Working Papers

Tax Avoidance Through Business Assets: Evidence from the Spanish Inheritance Tax (Draft coming soon!)

This paper studies tax-minimizing behavior of wealthy individuals in Spain. Drawing on the universe of inheritance tax returns filed in Catalonia, I study tax-minimizing strategies to an increase in the effective tax rates faced by heirs at the top 5% of the inheritance distribution. To identify causal effects, I use a difference-in-difference design comparing wealthy descendants to spouse inheritors who were barely affected by the policy change. After the tax reform, wealthy descendants inherit a higher fraction of tax-favoured assets and report lower taxable inheritances. This shift in the asset composition of inheritances is explained by a sharp increase in the proportion of wealthy descendants inheriting equity shares in family businesses. The rise in equity shares is not mirrored by a parallel increase in real assets needed to operate a business, suggesting that wealthy testators create family business to relabel financial or/and real estate assets into business wealth by using these assets as paid-in capital. The change in the asset composition of inheritances accounts for 52% of the forgone tax revenue associated with the behavioral responses elicited by the reform.

Record excerpts -

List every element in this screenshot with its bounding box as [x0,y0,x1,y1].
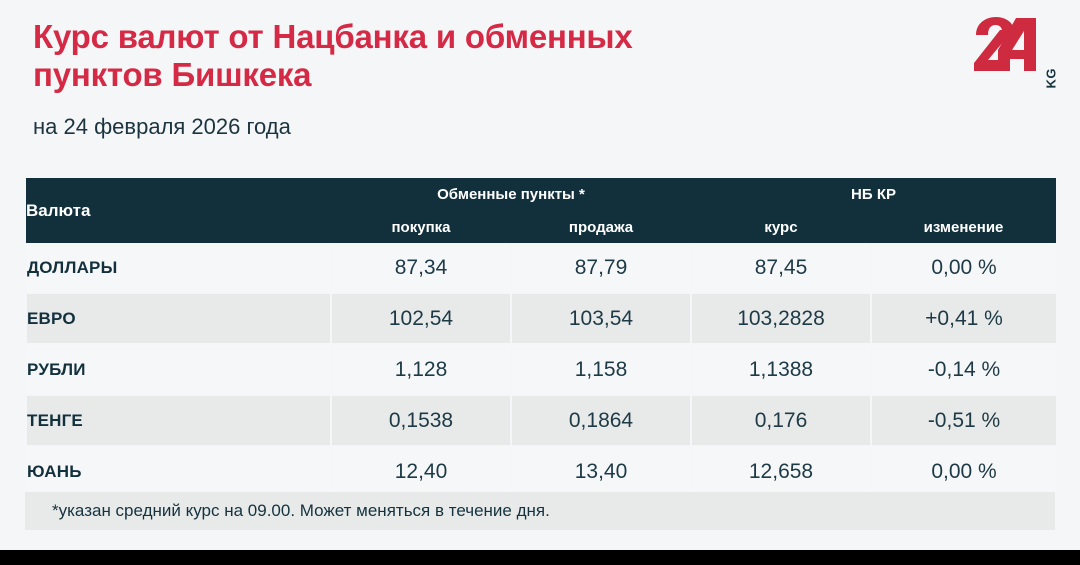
cell-change: 0,00 % [869,446,1057,498]
cell-rate: 0,176 [690,395,871,447]
column-group-exchange-points: Обменные пункты * [331,178,691,211]
cell-currency: ТЕНГЕ [25,395,331,447]
cell-change: -0,51 % [869,395,1057,447]
cell-sell: 103,54 [510,293,691,345]
cell-sell: 0,1864 [510,395,691,447]
table-row: ЕВРО 102,54 103,54 103,2828 +0,41 % [25,293,1057,345]
brand-logo[interactable]: KG [972,16,1058,89]
cell-buy: 87,34 [330,243,511,294]
cell-currency: РУБЛИ [25,344,331,396]
logo-kg-label: KG [1043,68,1058,89]
cell-buy: 102,54 [330,293,511,345]
table-row: ДОЛЛАРЫ 87,34 87,79 87,45 0,00 % [25,243,1057,294]
column-header-buy: покупка [331,211,511,243]
table-header-group-row: Валюта Обменные пункты * НБ КР [26,178,1057,243]
cell-rate: 87,45 [690,243,871,294]
table-row: ЮАНЬ 12,40 13,40 12,658 0,00 % [25,446,1057,498]
cell-currency: ДОЛЛАРЫ [25,243,331,294]
page-subtitle: на 24 февраля 2026 года [33,114,291,139]
currency-rates-table: Валюта Обменные пункты * НБ КР покупка п… [25,178,1057,498]
column-header-change: изменение [871,211,1057,243]
bottom-bar [0,550,1080,565]
footnote-bar: *указан средний курс на 09.00. Может мен… [25,492,1055,530]
column-header-sell: продажа [511,211,691,243]
column-header-currency: Валюта [26,178,331,243]
cell-sell: 1,158 [510,344,691,396]
page-header: Курс валют от Нацбанка и обменных пункто… [0,0,1080,165]
table-row: РУБЛИ 1,128 1,158 1,1388 -0,14 % [25,344,1057,396]
cell-buy: 1,128 [330,344,511,396]
cell-currency: ЮАНЬ [25,446,331,498]
table-header-sub-row: покупка продажа курс изменение [26,211,1057,243]
cell-rate: 1,1388 [690,344,871,396]
table-row: ТЕНГЕ 0,1538 0,1864 0,176 -0,51 % [25,395,1057,447]
cell-change: 0,00 % [869,243,1057,294]
cell-change: -0,14 % [869,344,1057,396]
cell-sell: 13,40 [510,446,691,498]
cell-change: +0,41 % [869,293,1057,345]
table-body: ДОЛЛАРЫ 87,34 87,79 87,45 0,00 % ЕВРО 10… [25,243,1057,498]
table-header: Валюта Обменные пункты * НБ КР покупка п… [26,178,1057,243]
cell-buy: 12,40 [330,446,511,498]
cell-buy: 0,1538 [330,395,511,447]
column-header-rate: курс [691,211,871,243]
cell-rate: 12,658 [690,446,871,498]
cell-currency: ЕВРО [25,293,331,345]
footnote-text: *указан средний курс на 09.00. Может мен… [52,501,550,520]
logo-24-icon [974,17,1036,71]
cell-sell: 87,79 [510,243,691,294]
column-group-nbkr: НБ КР [691,178,1057,211]
page-title: Курс валют от Нацбанка и обменных пункто… [33,18,633,93]
cell-rate: 103,2828 [690,293,871,345]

Request 1 - In the abstract on Spanish inheritance tax avoidance, what share of the forgone tax revenue does the change in the asset composition of inheritances account for?
Request 2 - Resume the working papers listing on Spanish inheritance tax avoidance, writing what comes after its last sentence.

Expected output 1 - 52%

Expected output 2 -
Presented at: CESIfo Area Conference on Public Economics (March 2024), KOF Seminar ETH Zurich*  (April 2024), IIPF Annual Congress* (August 2024)

The Effects of Inheritance Taxation on Wealth Mobility: Lessons from Spain [Draft]

This paper studies the impact of inheritance taxation on intragenerational wealth mobility. To do so, I exploit rich variation in tax rates across Spanish regions resulting from the decentralization of this tax to regional governments. Using household panel data from the Spanish Survey of Household Finances, I document that higher inheritance taxes significantly and persistently reduce heirs’ wealth mobility at the lower part of the net wealth distribution. These wealth mobility responses to higher taxes are explained by less wealthy heirs decreasing their financial wealth and increasing their personal credit debt. Liquidity constraints and some particularities of the tax enforcement help rationalize the rise in personal credit debt at the time of the tax payment. Illiquidity of inheritances helps explain the lasting negative effects of taxes on bottom-wealth mobility, as delays in selling inherited real estate amplify the negative effects of taxes on personal credit debt and financial wealth of less wealthy heirs. 


Media: Spanish [Nada es Gratis] [El Confidencial]

Presented at: Essex PhD Conference in Applied Economics (March 2023), IEB EU Tax Observatory Workshop on The Economics of Taxation (May 2023), Lofoten International Symposium on Inequality and Taxation (June 2023), EEA-ESEM 2023 (August 2023), Madrid Public Economics Workshop (September 2023), 5th Swiss Workshop on Local Public Finance and Regional Economics (October, 2023)

Female Financial Portfolio Choices and Marital Property Regimes [Draft] (submitted)

with Lidia Cruces and Susana Párraga

Best Paper Award Antonio Dionis 2023 (IEA)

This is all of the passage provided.